* **Task data**:
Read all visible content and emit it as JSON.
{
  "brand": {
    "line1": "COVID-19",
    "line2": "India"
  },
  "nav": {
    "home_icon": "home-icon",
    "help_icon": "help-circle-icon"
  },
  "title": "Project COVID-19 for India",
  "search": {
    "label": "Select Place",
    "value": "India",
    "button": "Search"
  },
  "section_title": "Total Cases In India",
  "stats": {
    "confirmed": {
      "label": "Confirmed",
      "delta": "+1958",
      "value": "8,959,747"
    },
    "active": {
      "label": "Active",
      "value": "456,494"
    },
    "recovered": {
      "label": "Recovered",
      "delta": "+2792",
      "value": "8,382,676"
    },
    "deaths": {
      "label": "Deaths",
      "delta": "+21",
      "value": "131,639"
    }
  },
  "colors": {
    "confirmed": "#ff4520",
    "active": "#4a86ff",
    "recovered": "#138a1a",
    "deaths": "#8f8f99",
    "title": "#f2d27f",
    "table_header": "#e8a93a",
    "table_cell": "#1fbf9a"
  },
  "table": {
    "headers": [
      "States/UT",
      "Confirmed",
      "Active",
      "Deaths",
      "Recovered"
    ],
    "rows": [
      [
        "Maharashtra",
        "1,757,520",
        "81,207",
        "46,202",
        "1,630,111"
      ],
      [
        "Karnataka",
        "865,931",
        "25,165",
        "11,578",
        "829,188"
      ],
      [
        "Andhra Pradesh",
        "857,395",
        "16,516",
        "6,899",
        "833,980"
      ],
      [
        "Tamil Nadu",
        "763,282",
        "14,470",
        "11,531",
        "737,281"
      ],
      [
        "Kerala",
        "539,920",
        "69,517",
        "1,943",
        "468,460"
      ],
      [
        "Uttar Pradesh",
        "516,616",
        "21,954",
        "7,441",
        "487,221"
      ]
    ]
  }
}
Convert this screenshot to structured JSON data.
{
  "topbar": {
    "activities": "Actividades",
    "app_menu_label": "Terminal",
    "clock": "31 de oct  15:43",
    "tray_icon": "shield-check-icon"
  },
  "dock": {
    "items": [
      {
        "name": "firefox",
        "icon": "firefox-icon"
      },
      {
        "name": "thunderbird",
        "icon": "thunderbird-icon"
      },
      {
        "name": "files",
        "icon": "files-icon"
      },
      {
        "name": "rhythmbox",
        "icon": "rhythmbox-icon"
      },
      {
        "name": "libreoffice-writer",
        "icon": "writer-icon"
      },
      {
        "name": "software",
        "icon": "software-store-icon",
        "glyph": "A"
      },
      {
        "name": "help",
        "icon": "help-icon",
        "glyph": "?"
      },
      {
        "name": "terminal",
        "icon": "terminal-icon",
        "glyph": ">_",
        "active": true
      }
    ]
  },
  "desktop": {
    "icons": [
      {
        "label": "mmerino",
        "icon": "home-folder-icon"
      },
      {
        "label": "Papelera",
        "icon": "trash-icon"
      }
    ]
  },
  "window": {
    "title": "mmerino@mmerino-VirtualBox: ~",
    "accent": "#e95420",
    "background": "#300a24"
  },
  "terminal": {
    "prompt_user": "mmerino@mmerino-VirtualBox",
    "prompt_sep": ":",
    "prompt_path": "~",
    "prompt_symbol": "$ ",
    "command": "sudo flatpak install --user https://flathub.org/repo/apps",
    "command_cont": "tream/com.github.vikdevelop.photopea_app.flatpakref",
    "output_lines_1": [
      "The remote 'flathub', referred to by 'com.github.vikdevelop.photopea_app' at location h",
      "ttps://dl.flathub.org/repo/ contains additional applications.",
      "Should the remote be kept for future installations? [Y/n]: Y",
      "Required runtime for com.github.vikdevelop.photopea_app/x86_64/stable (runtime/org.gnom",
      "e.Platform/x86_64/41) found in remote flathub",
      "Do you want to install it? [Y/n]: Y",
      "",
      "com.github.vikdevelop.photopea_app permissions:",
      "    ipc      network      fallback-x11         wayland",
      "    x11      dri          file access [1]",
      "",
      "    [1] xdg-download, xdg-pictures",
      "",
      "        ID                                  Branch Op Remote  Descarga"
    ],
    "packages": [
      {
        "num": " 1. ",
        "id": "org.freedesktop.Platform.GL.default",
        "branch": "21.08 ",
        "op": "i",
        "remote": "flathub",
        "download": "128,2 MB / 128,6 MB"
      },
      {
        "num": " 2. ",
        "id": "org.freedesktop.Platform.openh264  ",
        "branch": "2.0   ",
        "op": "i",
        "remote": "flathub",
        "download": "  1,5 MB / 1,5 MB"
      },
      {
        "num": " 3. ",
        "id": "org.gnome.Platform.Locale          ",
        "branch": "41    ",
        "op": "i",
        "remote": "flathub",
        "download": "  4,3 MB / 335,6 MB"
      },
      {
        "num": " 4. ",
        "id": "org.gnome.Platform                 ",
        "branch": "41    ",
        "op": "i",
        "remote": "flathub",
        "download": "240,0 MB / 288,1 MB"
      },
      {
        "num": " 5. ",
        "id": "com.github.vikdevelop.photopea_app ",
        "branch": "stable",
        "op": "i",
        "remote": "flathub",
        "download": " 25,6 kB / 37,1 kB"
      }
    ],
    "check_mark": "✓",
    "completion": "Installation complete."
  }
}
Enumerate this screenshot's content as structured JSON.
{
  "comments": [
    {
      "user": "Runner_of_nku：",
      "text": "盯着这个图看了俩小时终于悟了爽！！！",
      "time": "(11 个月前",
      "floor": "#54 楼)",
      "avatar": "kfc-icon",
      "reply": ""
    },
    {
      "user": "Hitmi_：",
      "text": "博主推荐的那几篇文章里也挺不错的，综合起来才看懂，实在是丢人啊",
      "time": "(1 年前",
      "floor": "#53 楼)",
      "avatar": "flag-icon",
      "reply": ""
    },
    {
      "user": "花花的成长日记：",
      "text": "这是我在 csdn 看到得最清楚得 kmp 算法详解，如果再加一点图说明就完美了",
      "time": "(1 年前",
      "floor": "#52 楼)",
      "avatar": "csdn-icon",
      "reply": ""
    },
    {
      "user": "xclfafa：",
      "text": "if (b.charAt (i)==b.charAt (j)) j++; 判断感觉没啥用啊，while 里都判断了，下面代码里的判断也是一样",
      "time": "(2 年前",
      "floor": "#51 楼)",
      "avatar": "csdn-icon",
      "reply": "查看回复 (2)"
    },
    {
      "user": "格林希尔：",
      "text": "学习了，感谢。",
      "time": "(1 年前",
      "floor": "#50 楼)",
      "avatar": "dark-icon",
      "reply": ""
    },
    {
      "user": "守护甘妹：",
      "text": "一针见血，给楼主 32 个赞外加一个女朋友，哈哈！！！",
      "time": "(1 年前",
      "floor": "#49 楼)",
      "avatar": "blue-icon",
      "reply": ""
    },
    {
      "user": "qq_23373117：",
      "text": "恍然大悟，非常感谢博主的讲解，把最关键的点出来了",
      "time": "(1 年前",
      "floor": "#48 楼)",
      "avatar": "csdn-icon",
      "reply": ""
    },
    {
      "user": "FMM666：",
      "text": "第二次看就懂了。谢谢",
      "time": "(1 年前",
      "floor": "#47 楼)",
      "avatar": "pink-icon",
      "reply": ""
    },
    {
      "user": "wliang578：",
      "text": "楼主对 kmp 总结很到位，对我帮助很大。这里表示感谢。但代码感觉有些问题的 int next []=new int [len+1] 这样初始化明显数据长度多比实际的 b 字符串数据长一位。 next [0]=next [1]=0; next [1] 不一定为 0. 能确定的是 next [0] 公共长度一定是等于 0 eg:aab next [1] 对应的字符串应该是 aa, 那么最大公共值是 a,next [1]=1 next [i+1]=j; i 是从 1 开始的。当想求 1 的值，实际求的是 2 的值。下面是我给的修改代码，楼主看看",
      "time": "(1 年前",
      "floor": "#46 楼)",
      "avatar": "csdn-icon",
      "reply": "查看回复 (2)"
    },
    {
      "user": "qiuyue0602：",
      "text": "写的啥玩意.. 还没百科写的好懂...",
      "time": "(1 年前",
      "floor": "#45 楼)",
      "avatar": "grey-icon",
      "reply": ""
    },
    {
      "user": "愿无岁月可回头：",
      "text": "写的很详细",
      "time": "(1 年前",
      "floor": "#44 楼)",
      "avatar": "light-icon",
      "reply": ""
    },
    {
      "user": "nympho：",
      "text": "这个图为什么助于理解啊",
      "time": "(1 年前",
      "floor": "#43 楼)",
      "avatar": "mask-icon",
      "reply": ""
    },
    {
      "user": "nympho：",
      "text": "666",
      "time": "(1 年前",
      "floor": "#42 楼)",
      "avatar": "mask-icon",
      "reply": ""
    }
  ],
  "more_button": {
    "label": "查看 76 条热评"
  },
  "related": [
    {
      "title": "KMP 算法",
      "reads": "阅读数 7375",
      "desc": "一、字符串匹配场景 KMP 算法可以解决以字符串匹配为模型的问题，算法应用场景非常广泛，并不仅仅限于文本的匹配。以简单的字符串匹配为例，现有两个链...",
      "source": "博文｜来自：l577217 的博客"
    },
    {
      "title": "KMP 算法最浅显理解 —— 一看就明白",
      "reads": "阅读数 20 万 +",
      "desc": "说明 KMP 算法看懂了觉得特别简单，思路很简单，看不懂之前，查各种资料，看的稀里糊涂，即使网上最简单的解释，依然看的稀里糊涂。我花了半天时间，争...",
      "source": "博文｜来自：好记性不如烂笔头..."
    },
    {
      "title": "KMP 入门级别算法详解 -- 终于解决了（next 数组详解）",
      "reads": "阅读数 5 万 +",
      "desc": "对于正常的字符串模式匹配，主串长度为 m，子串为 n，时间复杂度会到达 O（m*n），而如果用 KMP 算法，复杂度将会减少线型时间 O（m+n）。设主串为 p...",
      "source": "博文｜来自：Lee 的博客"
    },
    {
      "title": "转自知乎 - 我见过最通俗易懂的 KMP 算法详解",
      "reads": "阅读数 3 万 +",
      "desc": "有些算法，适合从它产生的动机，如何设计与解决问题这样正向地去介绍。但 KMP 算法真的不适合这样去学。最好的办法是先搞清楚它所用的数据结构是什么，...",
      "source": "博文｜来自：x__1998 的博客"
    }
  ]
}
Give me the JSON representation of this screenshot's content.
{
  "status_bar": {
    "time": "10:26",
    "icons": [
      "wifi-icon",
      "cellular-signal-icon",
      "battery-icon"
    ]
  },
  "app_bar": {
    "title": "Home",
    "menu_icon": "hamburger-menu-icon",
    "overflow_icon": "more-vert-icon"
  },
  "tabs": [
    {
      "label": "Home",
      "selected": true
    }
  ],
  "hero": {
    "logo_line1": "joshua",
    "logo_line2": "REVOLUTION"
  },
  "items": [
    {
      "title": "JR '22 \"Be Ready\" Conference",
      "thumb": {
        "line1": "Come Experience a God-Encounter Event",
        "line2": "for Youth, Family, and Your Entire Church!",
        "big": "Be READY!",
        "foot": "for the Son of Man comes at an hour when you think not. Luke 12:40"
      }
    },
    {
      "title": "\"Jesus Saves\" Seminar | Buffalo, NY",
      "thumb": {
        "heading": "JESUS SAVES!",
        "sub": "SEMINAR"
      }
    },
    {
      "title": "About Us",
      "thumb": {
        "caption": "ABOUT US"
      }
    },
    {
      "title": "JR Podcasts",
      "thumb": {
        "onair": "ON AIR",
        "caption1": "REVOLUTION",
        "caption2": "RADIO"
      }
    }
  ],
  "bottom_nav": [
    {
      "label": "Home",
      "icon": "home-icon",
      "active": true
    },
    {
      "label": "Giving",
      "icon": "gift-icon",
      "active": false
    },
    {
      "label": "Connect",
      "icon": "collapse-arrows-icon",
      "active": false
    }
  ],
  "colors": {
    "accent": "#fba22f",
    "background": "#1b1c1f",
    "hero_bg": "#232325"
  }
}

* **Written instruction**:
Copy all the lines above that hold the string "India".

* **Task result**:
    "line2": "India"
  "title": "Project COVID-19 for India",
    "value": "India",
  "section_title": "Total Cases In India",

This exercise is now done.